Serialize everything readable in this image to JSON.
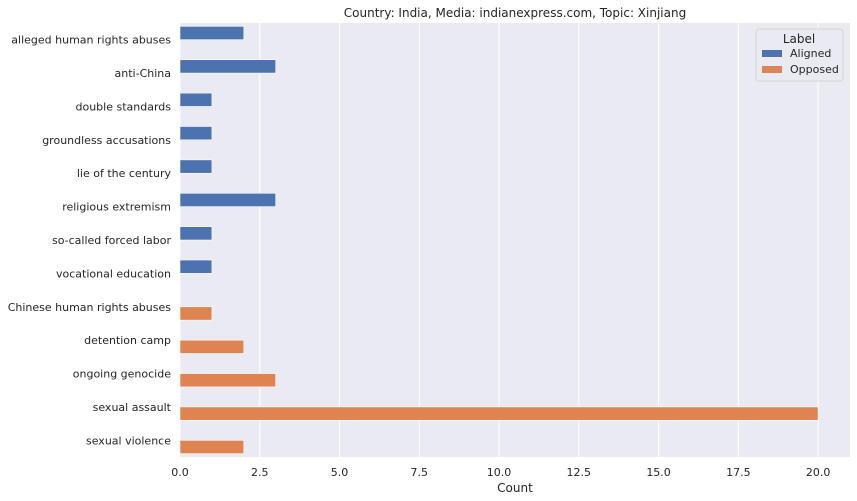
{
  "chart_data": {
    "type": "bar",
    "orientation": "horizontal",
    "title": "Country: India, Media: indianexpress.com, Topic: Xinjiang",
    "xlabel": "Count",
    "ylabel": "",
    "xlim": [
      0,
      21
    ],
    "xticks": [
      "0.0",
      "2.5",
      "5.0",
      "7.5",
      "10.0",
      "12.5",
      "15.0",
      "17.5",
      "20.0"
    ],
    "grid": true,
    "legend": {
      "title": "Label",
      "placement": "top-right",
      "entries": [
        "Aligned",
        "Opposed"
      ]
    },
    "categories": [
      "alleged human rights abuses",
      "anti-China",
      "double standards",
      "groundless accusations",
      "lie of the century",
      "religious extremism",
      "so-called forced labor",
      "vocational education",
      "Chinese human rights abuses",
      "detention camp",
      "ongoing genocide",
      "sexual assault",
      "sexual violence"
    ],
    "series": [
      {
        "name": "Aligned",
        "color": "#4c72b0",
        "values": [
          2,
          3,
          1,
          1,
          1,
          3,
          1,
          1,
          null,
          null,
          null,
          null,
          null
        ]
      },
      {
        "name": "Opposed",
        "color": "#dd8452",
        "values": [
          null,
          null,
          null,
          null,
          null,
          null,
          null,
          null,
          1,
          2,
          3,
          20,
          2
        ]
      }
    ]
  }
}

■ Prompt ■
Please write out all the data again word for word, but not the pictures.

■ Result for this exercise ■
Serialize everything readable in this image to JSON.
{
  "chart_data": {
    "type": "bar",
    "orientation": "horizontal",
    "title": "Country: India, Media: indianexpress.com, Topic: Xinjiang",
    "xlabel": "Count",
    "ylabel": "",
    "xlim": [
      0,
      21
    ],
    "xticks": [
      "0.0",
      "2.5",
      "5.0",
      "7.5",
      "10.0",
      "12.5",
      "15.0",
      "17.5",
      "20.0"
    ],
    "grid": true,
    "legend": {
      "title": "Label",
      "placement": "top-right",
      "entries": [
        "Aligned",
        "Opposed"
      ]
    },
    "categories": [
      "alleged human rights abuses",
      "anti-China",
      "double standards",
      "groundless accusations",
      "lie of the century",
      "religious extremism",
      "so-called forced labor",
      "vocational education",
      "Chinese human rights abuses",
      "detention camp",
      "ongoing genocide",
      "sexual assault",
      "sexual violence"
    ],
    "series": [
      {
        "name": "Aligned",
        "color": "#4c72b0",
        "values": [
          2,
          3,
          1,
          1,
          1,
          3,
          1,
          1,
          null,
          null,
          null,
          null,
          null
        ]
      },
      {
        "name": "Opposed",
        "color": "#dd8452",
        "values": [
          null,
          null,
          null,
          null,
          null,
          null,
          null,
          null,
          1,
          2,
          3,
          20,
          2
        ]
      }
    ]
  }
}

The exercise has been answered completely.